▶ [Given data]
———

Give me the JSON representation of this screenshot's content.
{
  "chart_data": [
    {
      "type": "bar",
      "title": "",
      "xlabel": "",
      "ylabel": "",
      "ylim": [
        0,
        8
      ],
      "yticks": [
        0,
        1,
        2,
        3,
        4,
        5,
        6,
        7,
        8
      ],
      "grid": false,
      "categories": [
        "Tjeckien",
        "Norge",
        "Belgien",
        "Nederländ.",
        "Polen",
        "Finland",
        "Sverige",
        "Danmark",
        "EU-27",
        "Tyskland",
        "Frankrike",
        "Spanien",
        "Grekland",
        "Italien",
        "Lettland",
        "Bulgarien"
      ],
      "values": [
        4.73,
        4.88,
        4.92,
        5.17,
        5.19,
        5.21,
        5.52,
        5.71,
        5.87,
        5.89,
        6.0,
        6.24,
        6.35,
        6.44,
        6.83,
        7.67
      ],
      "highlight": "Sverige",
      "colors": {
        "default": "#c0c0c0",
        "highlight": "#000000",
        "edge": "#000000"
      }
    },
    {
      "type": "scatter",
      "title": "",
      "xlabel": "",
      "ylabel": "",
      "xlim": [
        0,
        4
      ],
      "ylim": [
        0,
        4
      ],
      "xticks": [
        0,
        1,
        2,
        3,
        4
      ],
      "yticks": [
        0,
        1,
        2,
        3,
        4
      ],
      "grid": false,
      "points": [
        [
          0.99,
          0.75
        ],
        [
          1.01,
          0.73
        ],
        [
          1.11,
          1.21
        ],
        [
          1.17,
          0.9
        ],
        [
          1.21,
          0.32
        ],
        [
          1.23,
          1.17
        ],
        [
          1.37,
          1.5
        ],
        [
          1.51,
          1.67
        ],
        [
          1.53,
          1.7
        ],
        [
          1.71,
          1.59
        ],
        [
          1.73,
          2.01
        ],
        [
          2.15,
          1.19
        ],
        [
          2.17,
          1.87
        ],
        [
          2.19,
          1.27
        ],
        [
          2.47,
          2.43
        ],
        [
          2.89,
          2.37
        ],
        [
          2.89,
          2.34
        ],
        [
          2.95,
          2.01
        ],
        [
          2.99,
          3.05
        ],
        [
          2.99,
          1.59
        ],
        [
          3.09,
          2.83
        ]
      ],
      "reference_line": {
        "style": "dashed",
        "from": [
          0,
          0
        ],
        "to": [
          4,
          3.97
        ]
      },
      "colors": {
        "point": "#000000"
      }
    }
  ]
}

———

▶ [Problem details] Write out every entry word for word.

▶ [Answer for the task]
Give me the JSON representation of this screenshot's content.
{
  "chart_data": [
    {
      "type": "bar",
      "title": "",
      "xlabel": "",
      "ylabel": "",
      "ylim": [
        0,
        8
      ],
      "yticks": [
        0,
        1,
        2,
        3,
        4,
        5,
        6,
        7,
        8
      ],
      "grid": false,
      "categories": [
        "Tjeckien",
        "Norge",
        "Belgien",
        "Nederländ.",
        "Polen",
        "Finland",
        "Sverige",
        "Danmark",
        "EU-27",
        "Tyskland",
        "Frankrike",
        "Spanien",
        "Grekland",
        "Italien",
        "Lettland",
        "Bulgarien"
      ],
      "values": [
        4.73,
        4.88,
        4.92,
        5.17,
        5.19,
        5.21,
        5.52,
        5.71,
        5.87,
        5.89,
        6.0,
        6.24,
        6.35,
        6.44,
        6.83,
        7.67
      ],
      "highlight": "Sverige",
      "colors": {
        "default": "#c0c0c0",
        "highlight": "#000000",
        "edge": "#000000"
      }
    },
    {
      "type": "scatter",
      "title": "",
      "xlabel": "",
      "ylabel": "",
      "xlim": [
        0,
        4
      ],
      "ylim": [
        0,
        4
      ],
      "xticks": [
        0,
        1,
        2,
        3,
        4
      ],
      "yticks": [
        0,
        1,
        2,
        3,
        4
      ],
      "grid": false,
      "points": [
        [
          0.99,
          0.75
        ],
        [
          1.01,
          0.73
        ],
        [
          1.11,
          1.21
        ],
        [
          1.17,
          0.9
        ],
        [
          1.21,
          0.32
        ],
        [
          1.23,
          1.17
        ],
        [
          1.37,
          1.5
        ],
        [
          1.51,
          1.67
        ],
        [
          1.53,
          1.7
        ],
        [
          1.71,
          1.59
        ],
        [
          1.73,
          2.01
        ],
        [
          2.15,
          1.19
        ],
        [
          2.17,
          1.87
        ],
        [
          2.19,
          1.27
        ],
        [
          2.47,
          2.43
        ],
        [
          2.89,
          2.37
        ],
        [
          2.89,
          2.34
        ],
        [
          2.95,
          2.01
        ],
        [
          2.99,
          3.05
        ],
        [
          2.99,
          1.59
        ],
        [
          3.09,
          2.83
        ]
      ],
      "reference_line": {
        "style": "dashed",
        "from": [
          0,
          0
        ],
        "to": [
          4,
          3.97
        ]
      },
      "colors": {
        "point": "#000000"
      }
    }
  ]
}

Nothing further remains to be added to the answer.